The task
Exclude the pictures, then copy all remaining records exactly.
[BEGIN Dataset extract]
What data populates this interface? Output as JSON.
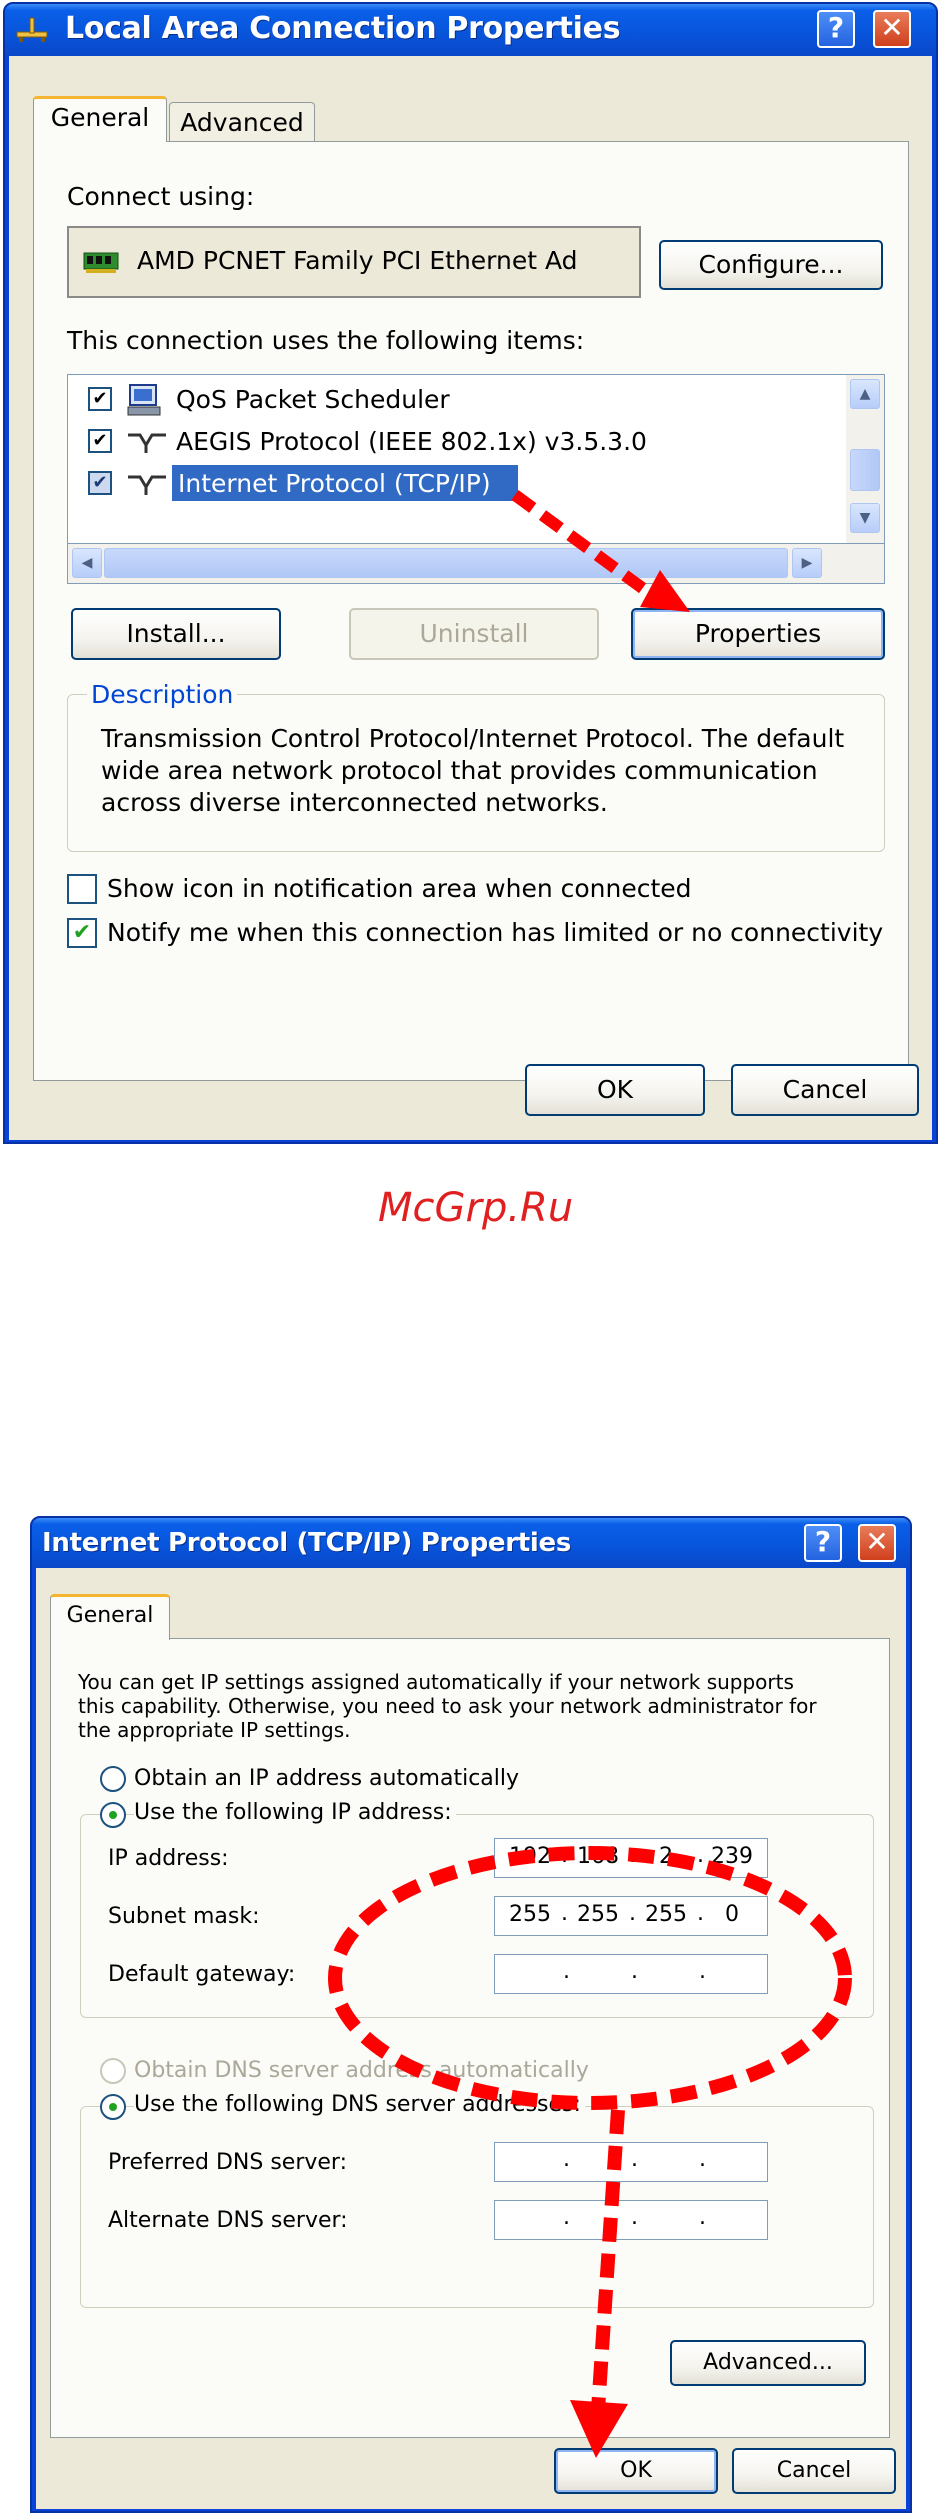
{
  "window1": {
    "title": "Local Area Connection Properties",
    "tabs": [
      "General",
      "Advanced"
    ],
    "connect_using_label": "Connect using:",
    "adapter_name": "AMD PCNET Family PCI Ethernet Ad",
    "configure_button": "Configure...",
    "items_label": "This connection uses the following items:",
    "items": [
      {
        "label": "QoS Packet Scheduler",
        "checked": true,
        "icon": "scheduler-icon"
      },
      {
        "label": "AEGIS Protocol (IEEE 802.1x) v3.5.3.0",
        "checked": true,
        "icon": "protocol-icon"
      },
      {
        "label": "Internet Protocol (TCP/IP)",
        "checked": true,
        "icon": "protocol-icon",
        "selected": true
      }
    ],
    "install_button": "Install...",
    "uninstall_button": "Uninstall",
    "properties_button": "Properties",
    "description_title": "Description",
    "description_line1": "Transmission Control Protocol/Internet Protocol. The default",
    "description_line2": "wide area network protocol that provides communication",
    "description_line3": "across diverse interconnected networks.",
    "show_icon_label": "Show icon in notification area when connected",
    "show_icon_checked": false,
    "notify_label": "Notify me when this connection has limited or no connectivity",
    "notify_checked": true,
    "ok_button": "OK",
    "cancel_button": "Cancel"
  },
  "watermark": "McGrp.Ru",
  "window2": {
    "title": "Internet Protocol (TCP/IP) Properties",
    "tab": "General",
    "intro_line1": "You can get IP settings assigned automatically if your network supports",
    "intro_line2": "this capability. Otherwise, you need to ask your network administrator for",
    "intro_line3": "the appropriate IP settings.",
    "obtain_ip_auto": "Obtain an IP address automatically",
    "use_following_ip": "Use the following IP address:",
    "ip_label": "IP address:",
    "ip_value": [
      "192",
      "168",
      "2",
      "239"
    ],
    "subnet_label": "Subnet mask:",
    "subnet_value": [
      "255",
      "255",
      "255",
      "0"
    ],
    "gateway_label": "Default gateway:",
    "obtain_dns_auto": "Obtain DNS server address automatically",
    "use_following_dns": "Use the following DNS server addresses:",
    "preferred_dns_label": "Preferred DNS server:",
    "alternate_dns_label": "Alternate DNS server:",
    "advanced_button": "Advanced...",
    "ok_button": "OK",
    "cancel_button": "Cancel"
  },
  "colors": {
    "title_bar": "#0a5fe8",
    "dialog_bg": "#ece9d8",
    "selection": "#316ac5",
    "annotation_red": "#ff0000",
    "watermark_red": "#e02020",
    "check_green": "#21a121"
  }
}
[END Dataset extract]
Output for this exercise
What data populates this interface? Output as JSON.
{
  "window1": {
    "title": "Local Area Connection Properties",
    "tabs": [
      "General",
      "Advanced"
    ],
    "connect_using_label": "Connect using:",
    "adapter_name": "AMD PCNET Family PCI Ethernet Ad",
    "configure_button": "Configure...",
    "items_label": "This connection uses the following items:",
    "items": [
      {
        "label": "QoS Packet Scheduler",
        "checked": true,
        "icon": "scheduler-icon"
      },
      {
        "label": "AEGIS Protocol (IEEE 802.1x) v3.5.3.0",
        "checked": true,
        "icon": "protocol-icon"
      },
      {
        "label": "Internet Protocol (TCP/IP)",
        "checked": true,
        "icon": "protocol-icon",
        "selected": true
      }
    ],
    "install_button": "Install...",
    "uninstall_button": "Uninstall",
    "properties_button": "Properties",
    "description_title": "Description",
    "description_line1": "Transmission Control Protocol/Internet Protocol. The default",
    "description_line2": "wide area network protocol that provides communication",
    "description_line3": "across diverse interconnected networks.",
    "show_icon_label": "Show icon in notification area when connected",
    "show_icon_checked": false,
    "notify_label": "Notify me when this connection has limited or no connectivity",
    "notify_checked": true,
    "ok_button": "OK",
    "cancel_button": "Cancel"
  },
  "watermark": "McGrp.Ru",
  "window2": {
    "title": "Internet Protocol (TCP/IP) Properties",
    "tab": "General",
    "intro_line1": "You can get IP settings assigned automatically if your network supports",
    "intro_line2": "this capability. Otherwise, you need to ask your network administrator for",
    "intro_line3": "the appropriate IP settings.",
    "obtain_ip_auto": "Obtain an IP address automatically",
    "use_following_ip": "Use the following IP address:",
    "ip_label": "IP address:",
    "ip_value": [
      "192",
      "168",
      "2",
      "239"
    ],
    "subnet_label": "Subnet mask:",
    "subnet_value": [
      "255",
      "255",
      "255",
      "0"
    ],
    "gateway_label": "Default gateway:",
    "obtain_dns_auto": "Obtain DNS server address automatically",
    "use_following_dns": "Use the following DNS server addresses:",
    "preferred_dns_label": "Preferred DNS server:",
    "alternate_dns_label": "Alternate DNS server:",
    "advanced_button": "Advanced...",
    "ok_button": "OK",
    "cancel_button": "Cancel"
  },
  "colors": {
    "title_bar": "#0a5fe8",
    "dialog_bg": "#ece9d8",
    "selection": "#316ac5",
    "annotation_red": "#ff0000",
    "watermark_red": "#e02020",
    "check_green": "#21a121"
  }
}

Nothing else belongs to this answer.